Directions →
Look through the data below and report how many lines include "JSON". Only the number should be given.

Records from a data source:

☆ ☆ ☆ ☆

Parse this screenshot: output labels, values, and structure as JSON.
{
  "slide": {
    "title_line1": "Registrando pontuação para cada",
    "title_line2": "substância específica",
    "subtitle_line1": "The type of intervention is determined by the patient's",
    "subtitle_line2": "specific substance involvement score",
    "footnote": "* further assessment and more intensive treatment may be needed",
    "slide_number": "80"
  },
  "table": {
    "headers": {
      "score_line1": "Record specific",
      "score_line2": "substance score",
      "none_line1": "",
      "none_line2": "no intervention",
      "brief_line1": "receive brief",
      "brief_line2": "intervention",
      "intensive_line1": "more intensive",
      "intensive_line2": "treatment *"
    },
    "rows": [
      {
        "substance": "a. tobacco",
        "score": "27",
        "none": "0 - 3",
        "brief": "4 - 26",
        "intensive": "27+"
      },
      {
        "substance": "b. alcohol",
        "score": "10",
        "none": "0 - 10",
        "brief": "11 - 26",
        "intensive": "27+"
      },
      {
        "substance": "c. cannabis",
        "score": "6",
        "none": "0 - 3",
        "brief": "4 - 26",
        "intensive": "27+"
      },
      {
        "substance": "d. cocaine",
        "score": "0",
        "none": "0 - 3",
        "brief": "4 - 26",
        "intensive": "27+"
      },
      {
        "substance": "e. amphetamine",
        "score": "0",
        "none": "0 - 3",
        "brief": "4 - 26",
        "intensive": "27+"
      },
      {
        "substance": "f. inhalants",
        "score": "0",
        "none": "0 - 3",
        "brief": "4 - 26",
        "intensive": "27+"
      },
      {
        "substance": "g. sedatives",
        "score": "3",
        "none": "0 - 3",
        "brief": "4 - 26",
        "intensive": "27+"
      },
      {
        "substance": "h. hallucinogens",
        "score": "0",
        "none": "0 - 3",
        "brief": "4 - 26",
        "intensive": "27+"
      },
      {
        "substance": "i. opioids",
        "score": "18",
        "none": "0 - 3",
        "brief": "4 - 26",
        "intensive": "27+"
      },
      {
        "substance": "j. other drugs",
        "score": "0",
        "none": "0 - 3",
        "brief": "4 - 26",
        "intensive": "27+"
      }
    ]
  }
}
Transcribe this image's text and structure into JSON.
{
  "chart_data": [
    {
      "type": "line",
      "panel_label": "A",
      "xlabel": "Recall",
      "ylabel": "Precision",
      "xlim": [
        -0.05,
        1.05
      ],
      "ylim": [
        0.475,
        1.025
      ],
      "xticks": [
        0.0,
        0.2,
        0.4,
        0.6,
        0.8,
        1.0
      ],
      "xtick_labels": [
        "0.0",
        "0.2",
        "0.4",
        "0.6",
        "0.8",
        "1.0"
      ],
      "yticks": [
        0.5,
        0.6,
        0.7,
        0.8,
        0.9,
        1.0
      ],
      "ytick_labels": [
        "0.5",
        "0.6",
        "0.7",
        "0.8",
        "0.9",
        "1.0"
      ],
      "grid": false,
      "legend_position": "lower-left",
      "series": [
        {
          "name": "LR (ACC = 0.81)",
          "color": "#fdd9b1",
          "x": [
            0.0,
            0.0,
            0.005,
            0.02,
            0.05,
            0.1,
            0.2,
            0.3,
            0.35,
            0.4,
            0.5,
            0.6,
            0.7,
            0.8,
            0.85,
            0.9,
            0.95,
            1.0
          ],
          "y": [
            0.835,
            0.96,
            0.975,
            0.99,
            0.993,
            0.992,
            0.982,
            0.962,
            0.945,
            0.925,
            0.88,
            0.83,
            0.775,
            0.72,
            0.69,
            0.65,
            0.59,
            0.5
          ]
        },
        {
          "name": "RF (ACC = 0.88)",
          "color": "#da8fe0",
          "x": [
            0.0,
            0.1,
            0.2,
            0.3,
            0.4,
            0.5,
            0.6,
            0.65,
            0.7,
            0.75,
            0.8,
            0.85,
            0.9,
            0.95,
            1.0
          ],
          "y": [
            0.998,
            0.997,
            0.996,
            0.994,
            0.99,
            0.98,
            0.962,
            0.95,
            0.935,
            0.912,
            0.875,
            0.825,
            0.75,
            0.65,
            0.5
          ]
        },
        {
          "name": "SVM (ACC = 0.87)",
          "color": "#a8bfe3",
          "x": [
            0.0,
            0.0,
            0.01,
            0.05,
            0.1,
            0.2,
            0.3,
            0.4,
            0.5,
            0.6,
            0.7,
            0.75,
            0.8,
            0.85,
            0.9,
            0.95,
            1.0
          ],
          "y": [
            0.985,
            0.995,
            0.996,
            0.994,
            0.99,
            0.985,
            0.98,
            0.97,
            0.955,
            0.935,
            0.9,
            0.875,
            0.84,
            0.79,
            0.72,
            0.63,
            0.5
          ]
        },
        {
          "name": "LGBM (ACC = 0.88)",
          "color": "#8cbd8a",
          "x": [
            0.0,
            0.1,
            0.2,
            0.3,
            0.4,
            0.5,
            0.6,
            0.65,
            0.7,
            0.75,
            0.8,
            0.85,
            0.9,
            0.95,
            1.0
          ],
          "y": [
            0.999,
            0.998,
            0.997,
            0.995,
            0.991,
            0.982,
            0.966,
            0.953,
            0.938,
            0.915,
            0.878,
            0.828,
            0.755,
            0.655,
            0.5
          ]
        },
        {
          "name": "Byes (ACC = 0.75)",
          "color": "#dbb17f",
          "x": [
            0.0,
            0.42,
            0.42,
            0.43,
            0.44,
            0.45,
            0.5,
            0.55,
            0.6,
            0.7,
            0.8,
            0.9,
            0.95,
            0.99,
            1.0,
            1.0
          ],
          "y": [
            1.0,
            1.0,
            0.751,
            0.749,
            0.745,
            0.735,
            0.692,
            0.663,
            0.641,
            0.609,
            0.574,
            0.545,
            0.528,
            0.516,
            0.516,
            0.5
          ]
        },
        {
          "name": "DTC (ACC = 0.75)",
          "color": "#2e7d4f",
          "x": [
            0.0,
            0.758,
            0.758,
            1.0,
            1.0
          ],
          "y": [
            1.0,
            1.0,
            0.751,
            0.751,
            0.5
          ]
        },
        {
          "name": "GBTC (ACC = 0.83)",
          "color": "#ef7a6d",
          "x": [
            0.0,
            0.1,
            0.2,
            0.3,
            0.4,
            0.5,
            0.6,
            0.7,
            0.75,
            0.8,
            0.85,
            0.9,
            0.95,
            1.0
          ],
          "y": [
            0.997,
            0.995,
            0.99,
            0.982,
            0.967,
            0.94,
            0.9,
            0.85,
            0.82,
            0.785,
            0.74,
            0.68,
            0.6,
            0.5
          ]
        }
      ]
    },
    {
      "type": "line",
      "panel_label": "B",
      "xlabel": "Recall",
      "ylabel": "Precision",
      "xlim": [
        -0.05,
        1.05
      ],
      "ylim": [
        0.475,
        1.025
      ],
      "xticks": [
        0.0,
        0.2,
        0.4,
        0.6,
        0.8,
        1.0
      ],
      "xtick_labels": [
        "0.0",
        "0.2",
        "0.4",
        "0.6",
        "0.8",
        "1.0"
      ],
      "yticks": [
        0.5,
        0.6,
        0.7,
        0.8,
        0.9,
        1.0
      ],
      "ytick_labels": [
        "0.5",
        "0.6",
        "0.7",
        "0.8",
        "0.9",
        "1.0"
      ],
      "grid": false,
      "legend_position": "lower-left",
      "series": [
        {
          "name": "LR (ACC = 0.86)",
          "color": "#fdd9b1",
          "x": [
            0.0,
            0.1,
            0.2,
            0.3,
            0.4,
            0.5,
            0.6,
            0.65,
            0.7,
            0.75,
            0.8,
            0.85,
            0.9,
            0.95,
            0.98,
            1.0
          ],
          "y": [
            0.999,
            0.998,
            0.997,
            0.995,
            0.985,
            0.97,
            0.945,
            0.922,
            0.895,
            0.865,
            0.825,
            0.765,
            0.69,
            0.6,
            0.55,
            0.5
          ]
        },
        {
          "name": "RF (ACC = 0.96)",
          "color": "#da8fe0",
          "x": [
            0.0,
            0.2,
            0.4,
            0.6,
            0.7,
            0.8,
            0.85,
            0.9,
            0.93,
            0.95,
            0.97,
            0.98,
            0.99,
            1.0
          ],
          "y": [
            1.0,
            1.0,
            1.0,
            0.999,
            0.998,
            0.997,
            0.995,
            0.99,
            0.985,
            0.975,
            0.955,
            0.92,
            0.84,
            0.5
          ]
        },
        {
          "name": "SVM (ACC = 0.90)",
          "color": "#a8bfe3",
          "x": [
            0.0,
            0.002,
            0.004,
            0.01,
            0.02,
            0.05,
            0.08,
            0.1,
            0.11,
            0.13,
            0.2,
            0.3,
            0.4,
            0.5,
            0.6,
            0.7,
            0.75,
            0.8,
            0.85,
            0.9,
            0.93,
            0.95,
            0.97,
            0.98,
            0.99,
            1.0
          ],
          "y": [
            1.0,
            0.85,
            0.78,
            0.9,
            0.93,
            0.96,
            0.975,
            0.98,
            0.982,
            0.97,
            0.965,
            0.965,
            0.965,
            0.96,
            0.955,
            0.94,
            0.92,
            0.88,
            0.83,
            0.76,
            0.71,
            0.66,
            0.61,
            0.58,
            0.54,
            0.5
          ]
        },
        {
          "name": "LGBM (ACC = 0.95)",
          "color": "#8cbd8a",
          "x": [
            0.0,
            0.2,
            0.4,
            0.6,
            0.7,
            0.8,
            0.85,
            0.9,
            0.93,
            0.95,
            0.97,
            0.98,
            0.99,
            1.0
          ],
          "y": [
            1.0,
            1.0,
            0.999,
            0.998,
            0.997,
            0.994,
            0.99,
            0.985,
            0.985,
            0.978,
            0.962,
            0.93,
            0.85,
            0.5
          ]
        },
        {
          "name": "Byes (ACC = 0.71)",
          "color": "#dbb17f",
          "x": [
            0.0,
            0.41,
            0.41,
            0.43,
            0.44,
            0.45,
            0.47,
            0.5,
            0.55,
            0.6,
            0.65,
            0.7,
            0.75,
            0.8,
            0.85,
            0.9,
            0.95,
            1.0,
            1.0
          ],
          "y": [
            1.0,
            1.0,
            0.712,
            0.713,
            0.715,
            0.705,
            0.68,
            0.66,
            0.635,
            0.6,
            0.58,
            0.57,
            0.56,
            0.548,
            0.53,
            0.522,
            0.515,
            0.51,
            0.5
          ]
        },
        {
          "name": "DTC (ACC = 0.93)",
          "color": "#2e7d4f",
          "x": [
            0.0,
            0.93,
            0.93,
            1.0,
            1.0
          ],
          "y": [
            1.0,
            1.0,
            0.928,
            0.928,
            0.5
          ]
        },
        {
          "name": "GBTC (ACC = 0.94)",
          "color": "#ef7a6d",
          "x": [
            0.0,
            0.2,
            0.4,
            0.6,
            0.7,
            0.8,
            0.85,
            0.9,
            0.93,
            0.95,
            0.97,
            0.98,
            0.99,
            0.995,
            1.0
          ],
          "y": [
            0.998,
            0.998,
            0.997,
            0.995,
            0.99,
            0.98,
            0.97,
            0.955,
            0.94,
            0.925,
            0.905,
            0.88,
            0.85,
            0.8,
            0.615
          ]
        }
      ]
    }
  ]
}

☆ ☆ ☆ ☆

Task output →
2